Exercise instructions: Return the lines below that carry the word "project".

◆ ◆ ◆ ◆

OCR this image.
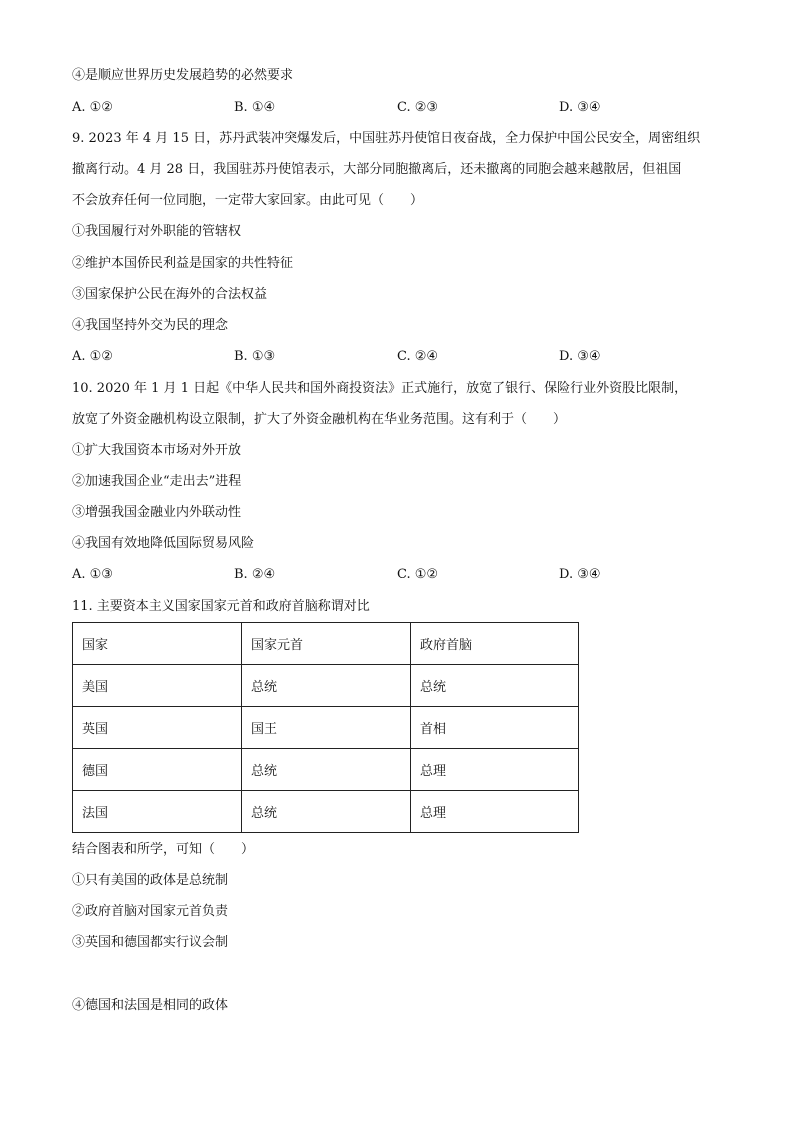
④是顺应世界历史发展趋势的必然要求
A. ①②	B. ①④	C. ②③	D. ③④
9. 2023 年 4 月 15 日，苏丹武装冲突爆发后，中国驻苏丹使馆日夜奋战，全力保护中国公民安全，周密组织
撤离行动。4 月 28 日，我国驻苏丹使馆表示，大部分同胞撤离后，还未撤离的同胞会越来越散居，但祖国
不会放弃任何一位同胞，一定带大家回家。由此可见（　　）
①我国履行对外职能的管辖权
②维护本国侨民利益是国家的共性特征
③国家保护公民在海外的合法权益
④我国坚持外交为民的理念
A. ①②	B. ①③	C. ②④	D. ③④
10. 2020 年 1 月 1 日起《中华人民共和国外商投资法》正式施行，放宽了银行、保险行业外资股比限制，
放宽了外资金融机构设立限制，扩大了外资金融机构在华业务范围。这有利于（　　）
①扩大我国资本市场对外开放
②加速我国企业“走出去”进程
③增强我国金融业内外联动性
④我国有效地降低国际贸易风险
A. ①③	B. ②④	C. ①②	D. ③④
11. 主要资本主义国家国家元首和政府首脑称谓对比
国家	国家元首	政府首脑
美国	总统	总统
英国	国王	首相
德国	总统	总理
法国	总统	总理
结合图表和所学，可知（　　）
①只有美国的政体是总统制
②政府首脑对国家元首负责
③英国和德国都实行议会制
④德国和法国是相同的政体
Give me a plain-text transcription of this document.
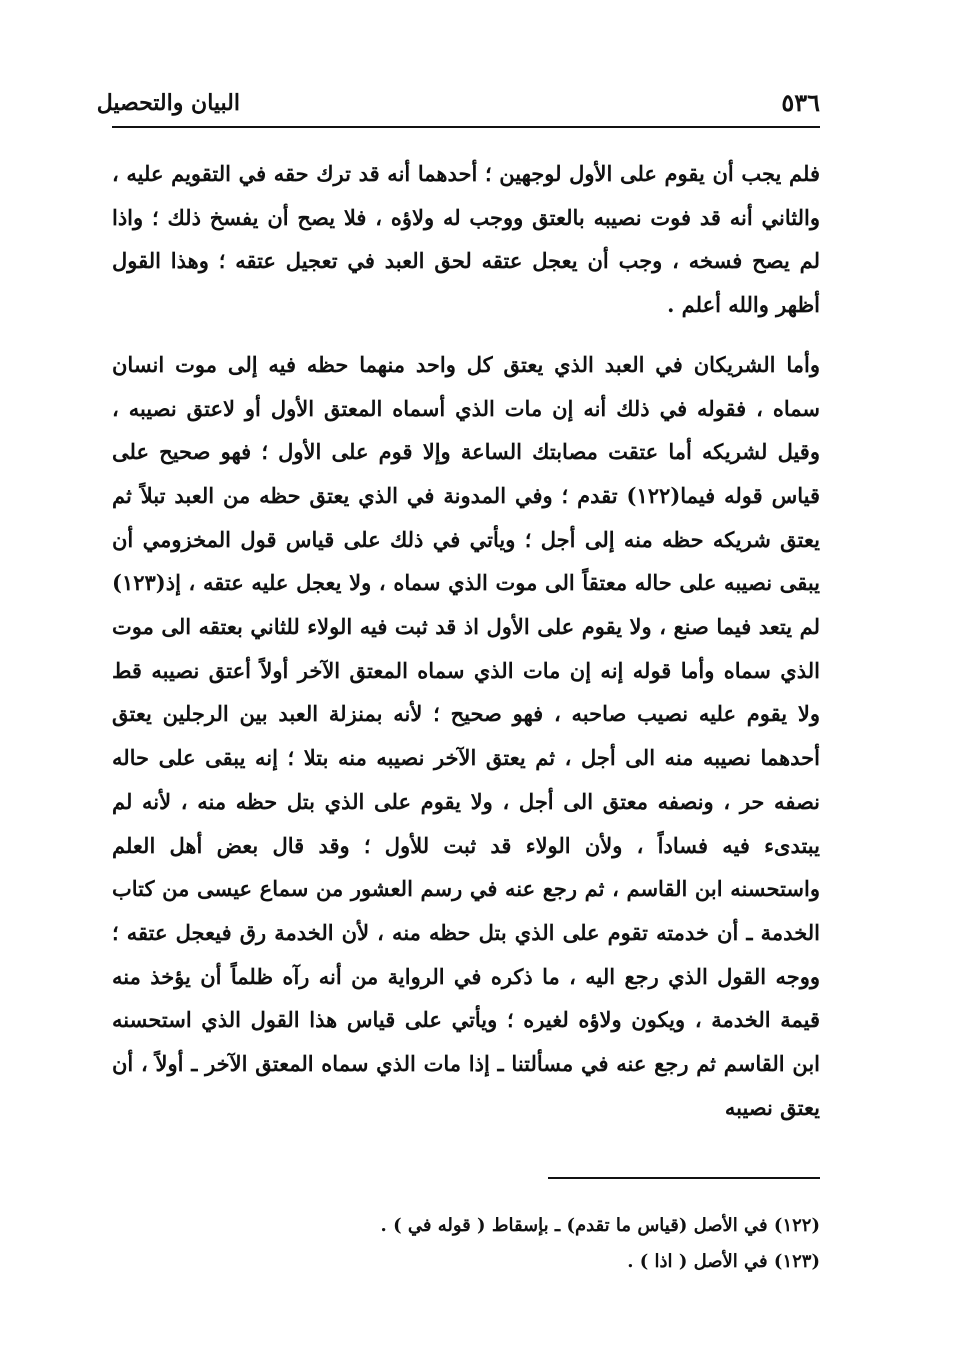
البيان والتحصيل	٥٣٦

فلم يجب أن يقوم على الأول لوجهين ؛ أحدهما أنه قد ترك حقه في التقويم عليه ، والثاني أنه قد فوت نصيبه بالعتق ووجب له ولاؤه ، فلا يصح أن يفسخ ذلك ؛ واذا لم يصح فسخه ، وجب أن يعجل عتقه لحق العبد في تعجيل عتقه ؛ وهذا القول أظهر والله أعلم .

وأما الشريكان في العبد الذي يعتق كل واحد منهما حظه فيه إلى موت انسان سماه ، فقوله في ذلك أنه إن مات الذي أسماه المعتق الأول أو لاعتق نصيبه ، وقيل لشريكه أما عتقت مصابتك الساعة وإلا قوم على الأول ؛ فهو صحيح على قياس قوله فيما(١٢٢) تقدم ؛ وفي المدونة في الذي يعتق حظه من العبد تبلاً ثم يعتق شريكه حظه منه إلى أجل ؛ ويأتي في ذلك على قياس قول المخزومي أن يبقى نصيبه على حاله معتقاً الى موت الذي سماه ، ولا يعجل عليه عتقه ، إذ(١٢٣) لم يتعد فيما صنع ، ولا يقوم على الأول اذ قد ثبت فيه الولاء للثاني بعتقه الى موت الذي سماه وأما قوله إنه إن مات الذي سماه المعتق الآخر أولاً أعتق نصيبه قط ولا يقوم عليه نصيب صاحبه ، فهو صحيح ؛ لأنه بمنزلة العبد بين الرجلين يعتق أحدهما نصيبه منه الى أجل ، ثم يعتق الآخر نصيبه منه بتلا ؛ إنه يبقى على حاله نصفه حر ، ونصفه معتق الى أجل ، ولا يقوم على الذي بتل حظه منه ، لأنه لم يبتدىء فيه فساداً ، ولأن الولاء قد ثبت للأول ؛ وقد قال بعض أهل العلم واستحسنه ابن القاسم ، ثم رجع عنه في رسم العشور من سماع عيسى من كتاب الخدمة ـ أن خدمته تقوم على الذي بتل حظه منه ، لأن الخدمة رق فيعجل عتقه ؛ ووجه القول الذي رجع اليه ، ما ذكره في الرواية من أنه رآه ظلماً أن يؤخذ منه قيمة الخدمة ، ويكون ولاؤه لغيره ؛ ويأتي على قياس هذا القول الذي استحسنه ابن القاسم ثم رجع عنه في مسألتنا ـ إذا مات الذي سماه المعتق الآخر ـ أولاً ، أن يعتق نصيبه

(١٢٢) في الأصل (قياس ما تقدم) ـ بإسقاط ( قوله في ) .
(١٢٣) في الأصل ( اذا ) .
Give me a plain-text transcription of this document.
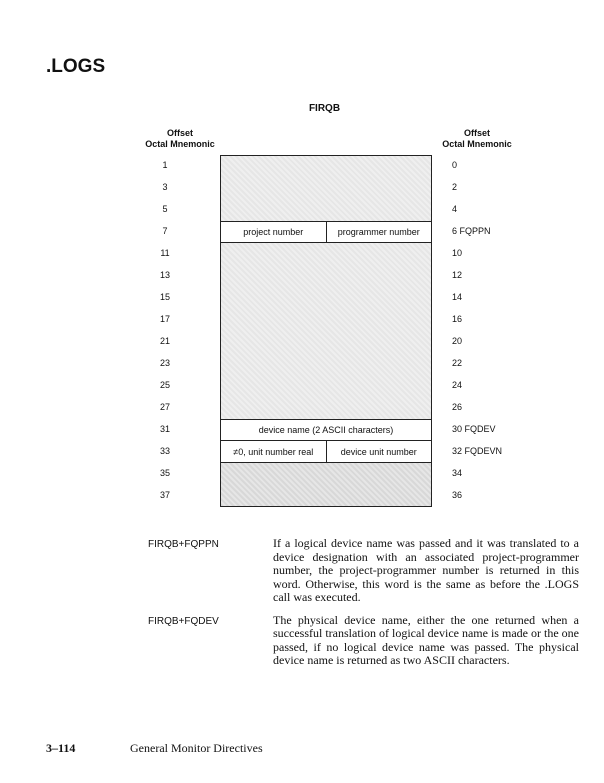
.LOGS
FIRQB
Offset
Octal Mnemonic
Offset
Octal Mnemonic
project number	programmer number
device name (2 ASCII characters)
≠0, unit number real	device unit number
1	0
3	2
5	4
7	6 FQPPN
11	10
13	12
15	14
17	16
21	20
23	22
25	24
27	26
31	30 FQDEV
33	32 FQDEVN
35	34
37	36
FIRQB+FQPPN	If a logical device name was passed and it was translated to a device designation with an associated project-programmer number, the project-programmer number is returned in this word. Otherwise, this word is the same as before the .LOGS call was executed.
FIRQB+FQDEV	The physical device name, either the one returned when a successful translation of logical device name is made or the one passed, if no logical device name was passed. The physical device name is returned as two ASCII characters.
3–114	General Monitor Directives
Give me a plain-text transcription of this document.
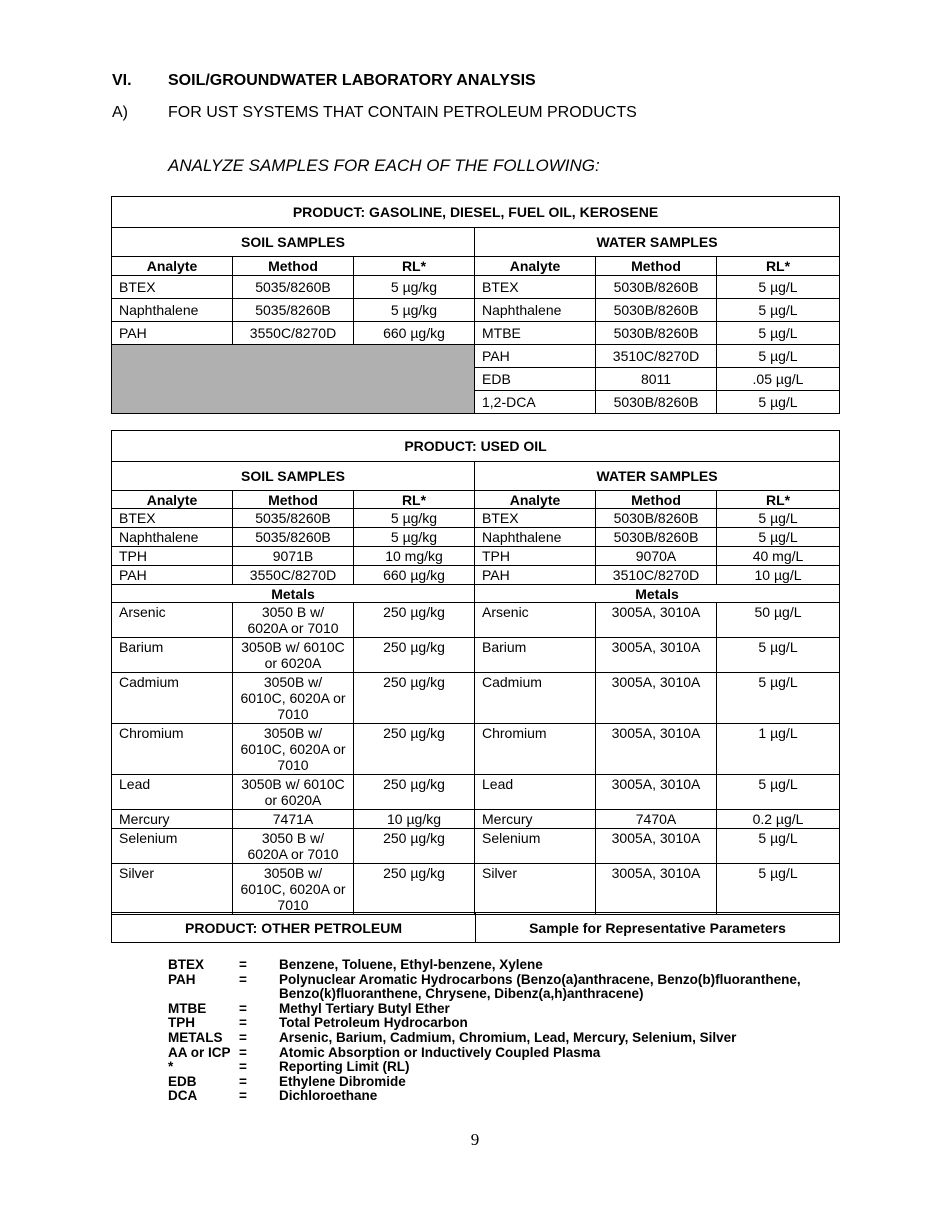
VI. SOIL/GROUNDWATER LABORATORY ANALYSIS
A)	FOR UST SYSTEMS THAT CONTAIN PETROLEUM PRODUCTS
ANALYZE SAMPLES FOR EACH OF THE FOLLOWING:
PRODUCT: GASOLINE, DIESEL, FUEL OIL, KEROSENE					
SOIL SAMPLES			WATER SAMPLES		
Analyte	Method	RL*	Analyte	Method	RL*
BTEX	5035/8260B	5 µg/kg	BTEX	5030B/8260B	5 µg/L
Naphthalene	5035/8260B	5 µg/kg	Naphthalene	5030B/8260B	5 µg/L
PAH	3550C/8270D	660 µg/kg	MTBE	5030B/8260B	5 µg/L
			PAH	3510C/8270D	5 µg/L
			EDB	8011	.05 µg/L
			1,2-DCA	5030B/8260B	5 µg/L
PRODUCT: USED OIL					
SOIL SAMPLES			WATER SAMPLES		
Analyte	Method	RL*	Analyte	Method	RL*
BTEX	5035/8260B	5 µg/kg	BTEX	5030B/8260B	5 µg/L
Naphthalene	5035/8260B	5 µg/kg	Naphthalene	5030B/8260B	5 µg/L
TPH	9071B	10 mg/kg	TPH	9070A	40 mg/L
PAH	3550C/8270D	660 µg/kg	PAH	3510C/8270D	10 µg/L
Metals			Metals		
Arsenic	3050 B w/ 6020A or 7010	250 µg/kg	Arsenic	3005A, 3010A	50 µg/L
Barium	3050B w/ 6010C or 6020A	250 µg/kg	Barium	3005A, 3010A	5 µg/L
Cadmium	3050B w/ 6010C, 6020A or 7010	250 µg/kg	Cadmium	3005A, 3010A	5 µg/L
Chromium	3050B w/ 6010C, 6020A or 7010	250 µg/kg	Chromium	3005A, 3010A	1 µg/L
Lead	3050B w/ 6010C or 6020A	250 µg/kg	Lead	3005A, 3010A	5 µg/L
Mercury	7471A	10 µg/kg	Mercury	7470A	0.2 µg/L
Selenium	3050 B w/ 6020A or 7010	250 µg/kg	Selenium	3005A, 3010A	5 µg/L
Silver	3050B w/ 6010C, 6020A or 7010	250 µg/kg	Silver	3005A, 3010A	5 µg/L
PRODUCT: OTHER PETROLEUM	Sample for Representative Parameters
BTEX	= Benzene, Toluene, Ethyl-benzene, Xylene
PAH	= Polynuclear Aromatic Hydrocarbons (Benzo(a)anthracene, Benzo(b)fluoranthene, Benzo(k)fluoranthene, Chrysene, Dibenz(a,h)anthracene)
MTBE = Methyl Tertiary Butyl Ether
TPH	= Total Petroleum Hydrocarbon
METALS = Arsenic, Barium, Cadmium, Chromium, Lead, Mercury, Selenium, Silver
AA or ICP = Atomic Absorption or Inductively Coupled Plasma
*	= Reporting Limit (RL)
EDB	= Ethylene Dibromide
DCA	= Dichloroethane
9
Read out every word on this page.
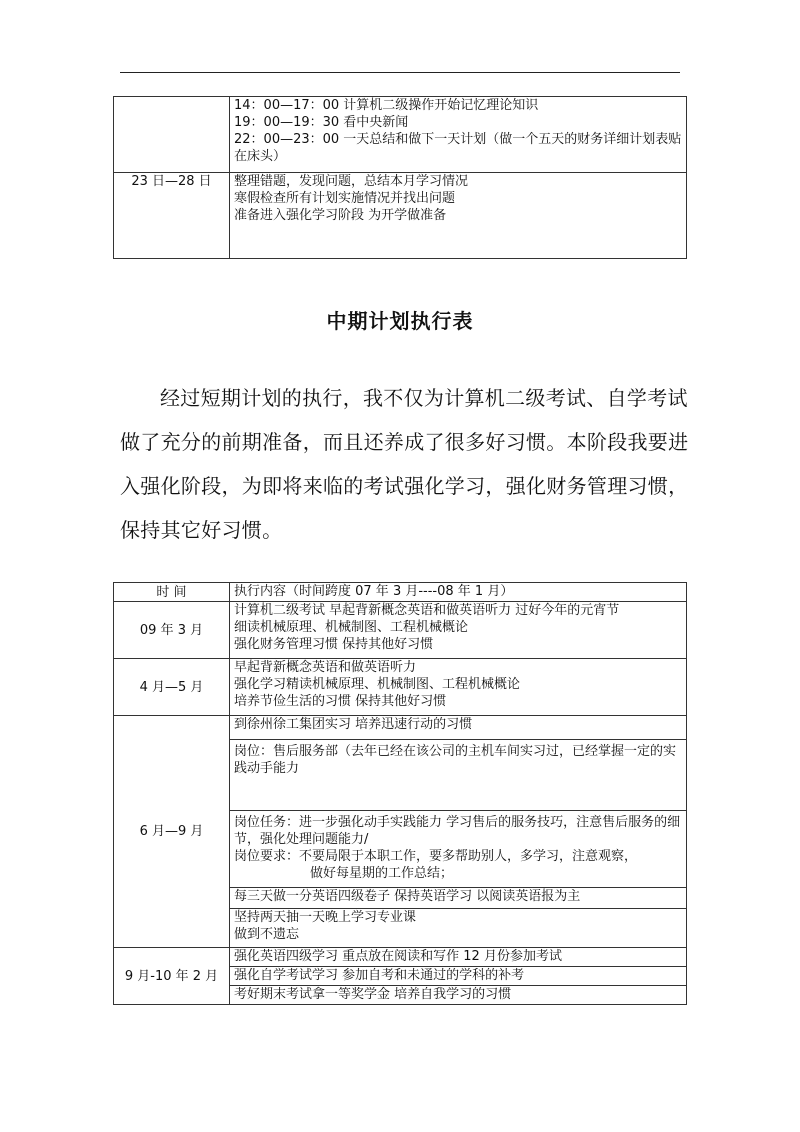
	14：00—17：00 计算机二级操作开始记忆理论知识
19：00—19：30 看中央新闻
22：00—23：00 一天总结和做下一天计划（做一个五天的财务详细计划表贴在床头）

23 日—28 日	整理错题，发现问题，总结本月学习情况
寒假检查所有计划实施情况并找出问题
准备进入强化学习阶段 为开学做准备
中期计划执行表
经过短期计划的执行，我不仅为计算机二级考试、自学考试做了充分的前期准备，而且还养成了很多好习惯。本阶段我要进入强化阶段，为即将来临的考试强化学习，强化财务管理习惯，保持其它好习惯。
时 间	执行内容（时间跨度 07 年 3 月----08 年 1 月）
09 年 3 月	计算机二级考试 早起背新概念英语和做英语听力 过好今年的元宵节
细读机械原理、机械制图、工程机械概论
强化财务管理习惯 保持其他好习惯

4 月—5 月	早起背新概念英语和做英语听力
强化学习精读机械原理、机械制图、工程机械概论
培养节俭生活的习惯 保持其他好习惯

6 月—9 月	到徐州徐工集团实习 培养迅速行动的习惯

	岗位：售后服务部（去年已经在该公司的主机车间实习过，已经掌握一定的实践动手能力

	岗位任务：进一步强化动手实践能力 学习售后的服务技巧，注意售后服务的细节，强化处理问题能力/
岗位要求：不要局限于本职工作，要多帮助别人，多学习，注意观察，
做好每星期的工作总结；

	每三天做一分英语四级卷子 保持英语学习 以阅读英语报为主

	坚持两天抽一天晚上学习专业课
做到不遗忘

9 月-10 年 2 月	强化英语四级学习 重点放在阅读和写作 12 月份参加考试

	强化自学考试学习 参加自考和未通过的学科的补考

	考好期末考试拿一等奖学金 培养自我学习的习惯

◆ ◆ ◆ ◆

Exercise answer:
project number	programmer number
FIRQB+FQPPN	If a logical device name was passed and it was translated to a device designation with an associated project-programmer number, the project-programmer number is returned in this word. Otherwise, this word is the same as before the .LOGS call was executed.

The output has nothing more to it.